### WHAT IS ASKED
Look through the data below and say how many of its lines contain "袖口ゴム入", adding nothing else.

-- Start --

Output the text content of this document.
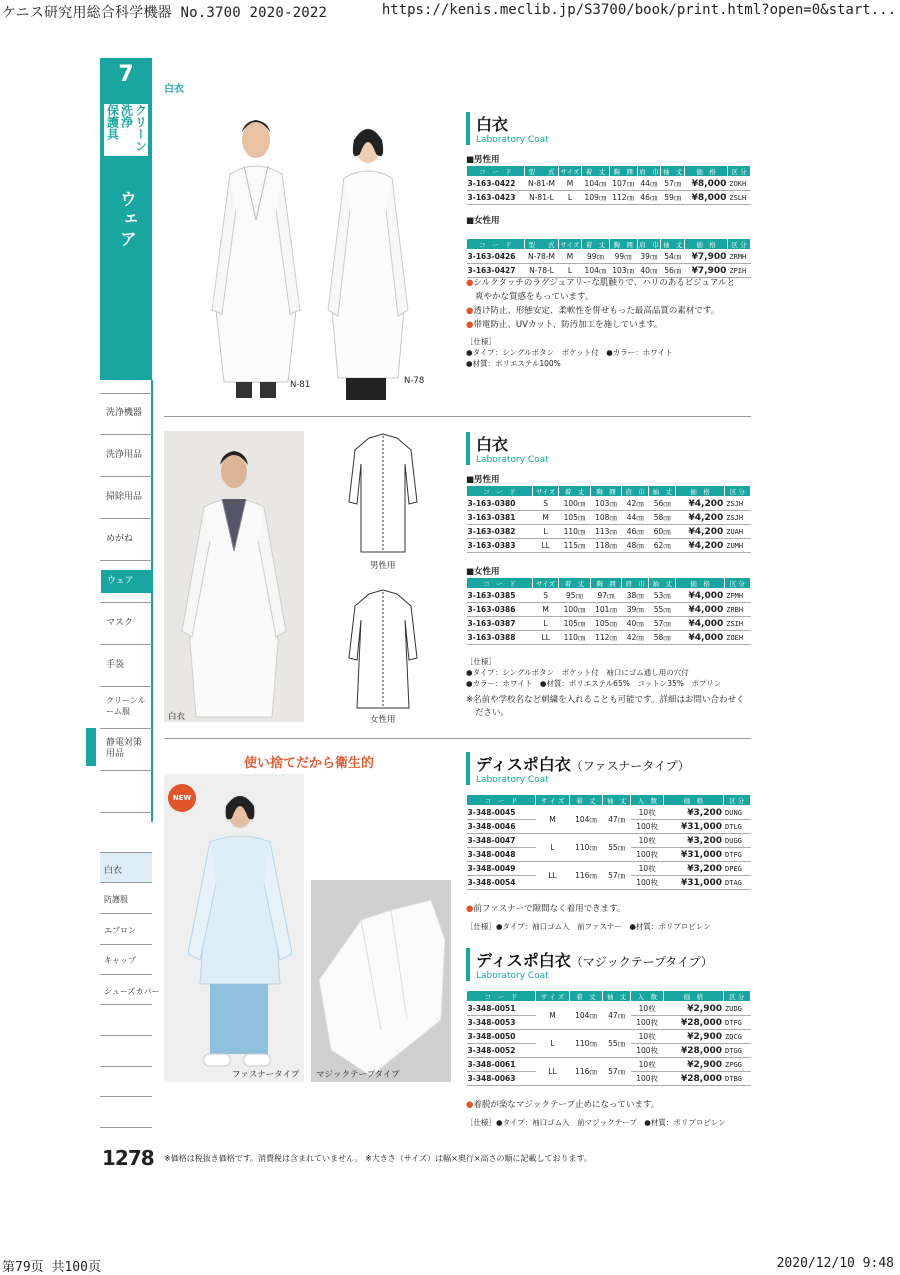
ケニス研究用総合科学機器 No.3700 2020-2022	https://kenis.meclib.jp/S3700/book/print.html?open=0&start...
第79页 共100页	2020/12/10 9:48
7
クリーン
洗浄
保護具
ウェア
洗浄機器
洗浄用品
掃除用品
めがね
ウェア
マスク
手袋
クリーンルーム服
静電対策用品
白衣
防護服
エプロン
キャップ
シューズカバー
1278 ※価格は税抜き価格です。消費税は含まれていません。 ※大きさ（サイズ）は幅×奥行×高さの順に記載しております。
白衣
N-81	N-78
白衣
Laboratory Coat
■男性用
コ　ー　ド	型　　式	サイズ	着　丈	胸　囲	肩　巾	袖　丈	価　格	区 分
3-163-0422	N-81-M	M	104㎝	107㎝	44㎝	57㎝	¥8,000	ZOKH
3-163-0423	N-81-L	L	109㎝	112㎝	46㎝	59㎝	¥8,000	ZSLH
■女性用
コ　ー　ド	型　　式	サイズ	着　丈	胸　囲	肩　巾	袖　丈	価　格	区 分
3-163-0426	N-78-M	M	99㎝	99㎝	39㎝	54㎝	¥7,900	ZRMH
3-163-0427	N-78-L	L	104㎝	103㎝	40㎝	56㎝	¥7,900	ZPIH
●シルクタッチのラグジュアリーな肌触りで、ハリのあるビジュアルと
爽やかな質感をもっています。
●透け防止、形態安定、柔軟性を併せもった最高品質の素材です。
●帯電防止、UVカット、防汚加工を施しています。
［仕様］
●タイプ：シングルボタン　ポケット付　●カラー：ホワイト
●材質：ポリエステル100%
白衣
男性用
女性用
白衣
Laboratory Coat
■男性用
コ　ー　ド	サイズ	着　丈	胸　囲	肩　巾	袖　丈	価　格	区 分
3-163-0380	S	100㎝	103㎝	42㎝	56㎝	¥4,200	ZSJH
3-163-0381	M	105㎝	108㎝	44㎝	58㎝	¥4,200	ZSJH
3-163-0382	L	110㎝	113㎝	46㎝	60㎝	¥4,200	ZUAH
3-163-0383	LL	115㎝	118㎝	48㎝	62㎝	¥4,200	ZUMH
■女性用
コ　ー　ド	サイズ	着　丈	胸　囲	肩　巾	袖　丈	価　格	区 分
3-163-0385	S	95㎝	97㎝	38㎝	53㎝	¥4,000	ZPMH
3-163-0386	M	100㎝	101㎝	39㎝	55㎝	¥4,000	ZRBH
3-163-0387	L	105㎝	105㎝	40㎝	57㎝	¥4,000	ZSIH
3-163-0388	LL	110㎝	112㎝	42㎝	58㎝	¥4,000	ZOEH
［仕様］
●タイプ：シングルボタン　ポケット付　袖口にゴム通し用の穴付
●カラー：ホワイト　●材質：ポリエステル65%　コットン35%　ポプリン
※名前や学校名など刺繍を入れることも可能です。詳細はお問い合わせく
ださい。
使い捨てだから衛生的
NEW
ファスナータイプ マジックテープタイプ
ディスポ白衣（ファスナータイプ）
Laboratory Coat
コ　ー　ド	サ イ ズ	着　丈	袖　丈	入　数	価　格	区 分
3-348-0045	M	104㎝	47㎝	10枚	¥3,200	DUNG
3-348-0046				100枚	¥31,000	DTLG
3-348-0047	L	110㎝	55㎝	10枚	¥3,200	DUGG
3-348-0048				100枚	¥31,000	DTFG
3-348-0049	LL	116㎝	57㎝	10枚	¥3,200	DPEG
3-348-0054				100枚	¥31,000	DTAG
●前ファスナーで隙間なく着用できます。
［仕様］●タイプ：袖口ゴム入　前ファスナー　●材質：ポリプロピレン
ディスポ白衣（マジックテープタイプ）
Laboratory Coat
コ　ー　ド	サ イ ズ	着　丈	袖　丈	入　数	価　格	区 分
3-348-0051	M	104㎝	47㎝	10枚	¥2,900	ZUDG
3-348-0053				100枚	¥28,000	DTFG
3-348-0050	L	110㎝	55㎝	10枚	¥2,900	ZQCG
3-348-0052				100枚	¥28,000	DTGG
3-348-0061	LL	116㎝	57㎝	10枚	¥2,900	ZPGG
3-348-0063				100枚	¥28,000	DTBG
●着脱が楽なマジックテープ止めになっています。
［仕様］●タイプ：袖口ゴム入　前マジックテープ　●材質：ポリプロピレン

-- End --
-- Start --

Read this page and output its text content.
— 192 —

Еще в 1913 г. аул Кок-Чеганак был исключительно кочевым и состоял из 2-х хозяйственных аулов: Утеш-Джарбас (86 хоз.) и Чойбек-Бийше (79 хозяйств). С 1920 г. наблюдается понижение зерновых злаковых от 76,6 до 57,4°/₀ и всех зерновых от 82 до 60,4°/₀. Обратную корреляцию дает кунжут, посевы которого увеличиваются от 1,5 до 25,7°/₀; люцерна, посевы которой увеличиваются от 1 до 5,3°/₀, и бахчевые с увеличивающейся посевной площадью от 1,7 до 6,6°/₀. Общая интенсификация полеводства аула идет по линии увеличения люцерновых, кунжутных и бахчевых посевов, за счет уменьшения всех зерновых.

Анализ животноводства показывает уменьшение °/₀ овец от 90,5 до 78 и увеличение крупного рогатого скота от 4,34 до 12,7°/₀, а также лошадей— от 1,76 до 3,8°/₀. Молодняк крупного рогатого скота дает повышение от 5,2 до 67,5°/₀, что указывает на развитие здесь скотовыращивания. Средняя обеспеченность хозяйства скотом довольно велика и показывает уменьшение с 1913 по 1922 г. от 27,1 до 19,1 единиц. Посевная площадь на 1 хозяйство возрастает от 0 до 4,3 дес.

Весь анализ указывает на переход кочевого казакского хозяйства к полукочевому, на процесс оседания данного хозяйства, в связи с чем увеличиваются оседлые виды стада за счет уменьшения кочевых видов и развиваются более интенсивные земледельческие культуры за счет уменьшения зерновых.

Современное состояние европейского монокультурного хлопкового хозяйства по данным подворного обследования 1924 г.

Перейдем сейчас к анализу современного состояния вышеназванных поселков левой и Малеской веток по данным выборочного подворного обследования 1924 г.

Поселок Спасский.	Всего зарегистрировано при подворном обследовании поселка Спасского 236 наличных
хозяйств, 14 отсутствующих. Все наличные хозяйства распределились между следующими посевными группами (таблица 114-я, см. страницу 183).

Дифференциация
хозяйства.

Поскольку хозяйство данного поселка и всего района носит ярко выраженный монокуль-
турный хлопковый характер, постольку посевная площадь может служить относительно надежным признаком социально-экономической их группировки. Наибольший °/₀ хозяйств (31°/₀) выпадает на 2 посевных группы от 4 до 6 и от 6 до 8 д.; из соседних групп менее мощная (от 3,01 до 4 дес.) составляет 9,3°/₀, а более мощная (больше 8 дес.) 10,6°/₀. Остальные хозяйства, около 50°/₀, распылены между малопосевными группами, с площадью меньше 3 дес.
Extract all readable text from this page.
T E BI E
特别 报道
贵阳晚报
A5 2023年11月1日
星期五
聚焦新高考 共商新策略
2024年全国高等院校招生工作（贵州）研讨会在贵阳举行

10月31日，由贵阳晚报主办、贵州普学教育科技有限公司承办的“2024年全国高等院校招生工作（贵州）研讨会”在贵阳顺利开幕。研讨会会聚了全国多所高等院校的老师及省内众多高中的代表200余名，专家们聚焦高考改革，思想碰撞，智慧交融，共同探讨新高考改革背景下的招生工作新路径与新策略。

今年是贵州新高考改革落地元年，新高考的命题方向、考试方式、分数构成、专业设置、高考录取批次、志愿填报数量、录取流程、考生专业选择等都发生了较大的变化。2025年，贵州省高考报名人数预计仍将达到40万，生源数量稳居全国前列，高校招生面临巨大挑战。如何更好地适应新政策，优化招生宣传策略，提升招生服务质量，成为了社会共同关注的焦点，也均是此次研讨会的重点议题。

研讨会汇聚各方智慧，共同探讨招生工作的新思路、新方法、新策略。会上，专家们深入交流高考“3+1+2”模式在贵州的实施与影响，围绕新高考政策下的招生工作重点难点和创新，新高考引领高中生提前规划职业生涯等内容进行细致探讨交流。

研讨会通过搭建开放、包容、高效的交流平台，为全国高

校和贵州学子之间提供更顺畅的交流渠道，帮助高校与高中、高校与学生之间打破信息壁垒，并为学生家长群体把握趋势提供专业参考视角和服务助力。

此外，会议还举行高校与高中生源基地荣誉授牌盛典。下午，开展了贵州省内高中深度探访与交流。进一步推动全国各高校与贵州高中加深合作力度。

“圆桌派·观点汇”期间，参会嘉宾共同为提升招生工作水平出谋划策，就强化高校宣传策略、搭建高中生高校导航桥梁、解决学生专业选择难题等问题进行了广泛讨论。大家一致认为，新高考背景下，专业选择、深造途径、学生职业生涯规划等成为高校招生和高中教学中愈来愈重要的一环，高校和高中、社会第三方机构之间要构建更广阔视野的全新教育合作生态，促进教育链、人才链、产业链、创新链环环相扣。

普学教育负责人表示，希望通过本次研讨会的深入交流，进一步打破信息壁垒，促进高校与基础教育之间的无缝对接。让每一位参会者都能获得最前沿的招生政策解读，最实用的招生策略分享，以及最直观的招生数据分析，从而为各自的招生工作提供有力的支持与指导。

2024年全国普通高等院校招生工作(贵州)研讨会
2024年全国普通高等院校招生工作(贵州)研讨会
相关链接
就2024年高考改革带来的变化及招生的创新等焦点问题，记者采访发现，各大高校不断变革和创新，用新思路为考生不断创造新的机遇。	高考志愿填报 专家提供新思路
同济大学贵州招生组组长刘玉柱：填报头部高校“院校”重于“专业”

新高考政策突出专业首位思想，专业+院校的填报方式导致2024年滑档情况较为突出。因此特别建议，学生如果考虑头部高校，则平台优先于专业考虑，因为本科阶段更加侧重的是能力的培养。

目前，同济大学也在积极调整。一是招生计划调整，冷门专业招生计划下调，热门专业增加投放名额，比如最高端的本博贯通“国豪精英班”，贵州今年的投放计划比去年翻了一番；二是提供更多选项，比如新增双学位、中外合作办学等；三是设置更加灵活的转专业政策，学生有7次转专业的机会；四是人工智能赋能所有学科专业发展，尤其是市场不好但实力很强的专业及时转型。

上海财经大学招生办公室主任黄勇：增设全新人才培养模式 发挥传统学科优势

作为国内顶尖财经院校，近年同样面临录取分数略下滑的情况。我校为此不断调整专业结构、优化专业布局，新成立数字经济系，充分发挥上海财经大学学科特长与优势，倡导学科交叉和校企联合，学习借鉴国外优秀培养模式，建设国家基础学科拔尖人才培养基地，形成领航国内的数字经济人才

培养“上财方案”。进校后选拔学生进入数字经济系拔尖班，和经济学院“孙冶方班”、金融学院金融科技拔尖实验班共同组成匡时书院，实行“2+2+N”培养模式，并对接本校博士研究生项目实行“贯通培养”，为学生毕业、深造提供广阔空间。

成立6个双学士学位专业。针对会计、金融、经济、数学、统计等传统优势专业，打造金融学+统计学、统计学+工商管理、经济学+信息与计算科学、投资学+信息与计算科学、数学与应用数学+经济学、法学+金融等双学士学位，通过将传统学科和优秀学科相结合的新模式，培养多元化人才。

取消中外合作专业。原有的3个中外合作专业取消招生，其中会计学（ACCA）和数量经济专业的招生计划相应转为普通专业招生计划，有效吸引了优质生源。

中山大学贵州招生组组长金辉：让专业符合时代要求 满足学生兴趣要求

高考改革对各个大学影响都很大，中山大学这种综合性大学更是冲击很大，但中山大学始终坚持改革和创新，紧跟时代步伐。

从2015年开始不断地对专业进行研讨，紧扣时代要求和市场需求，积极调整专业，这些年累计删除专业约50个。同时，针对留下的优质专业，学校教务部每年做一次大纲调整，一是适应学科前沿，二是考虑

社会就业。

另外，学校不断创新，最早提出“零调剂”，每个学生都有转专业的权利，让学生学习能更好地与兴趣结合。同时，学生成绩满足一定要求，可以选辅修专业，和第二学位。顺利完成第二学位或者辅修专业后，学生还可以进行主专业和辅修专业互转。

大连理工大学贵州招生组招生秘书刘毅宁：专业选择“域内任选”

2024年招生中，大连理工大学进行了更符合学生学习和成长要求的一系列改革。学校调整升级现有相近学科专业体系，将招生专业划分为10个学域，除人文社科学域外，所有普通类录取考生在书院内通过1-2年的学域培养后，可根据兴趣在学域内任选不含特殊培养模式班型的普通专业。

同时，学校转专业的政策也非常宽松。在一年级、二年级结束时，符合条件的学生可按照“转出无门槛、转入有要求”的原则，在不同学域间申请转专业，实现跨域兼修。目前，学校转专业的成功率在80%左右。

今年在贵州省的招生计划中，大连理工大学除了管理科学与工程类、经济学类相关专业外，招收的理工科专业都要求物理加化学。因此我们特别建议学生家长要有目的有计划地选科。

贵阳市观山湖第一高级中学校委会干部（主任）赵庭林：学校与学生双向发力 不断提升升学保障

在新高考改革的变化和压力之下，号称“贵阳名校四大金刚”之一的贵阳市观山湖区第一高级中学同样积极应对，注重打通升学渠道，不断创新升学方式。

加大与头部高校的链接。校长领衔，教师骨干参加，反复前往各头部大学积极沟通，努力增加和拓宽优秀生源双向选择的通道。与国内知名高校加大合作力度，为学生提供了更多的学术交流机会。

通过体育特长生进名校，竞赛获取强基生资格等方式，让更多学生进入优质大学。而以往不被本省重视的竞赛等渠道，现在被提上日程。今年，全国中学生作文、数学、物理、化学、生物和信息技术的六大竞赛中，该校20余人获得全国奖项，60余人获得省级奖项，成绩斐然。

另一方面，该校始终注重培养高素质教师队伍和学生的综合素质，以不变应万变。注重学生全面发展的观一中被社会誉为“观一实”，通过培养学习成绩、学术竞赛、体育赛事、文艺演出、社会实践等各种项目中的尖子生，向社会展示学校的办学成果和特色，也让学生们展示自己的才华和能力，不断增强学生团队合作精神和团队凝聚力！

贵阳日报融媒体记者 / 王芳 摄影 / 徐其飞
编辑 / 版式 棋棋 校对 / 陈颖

-- End --

### EXERCISE SOLUTION
2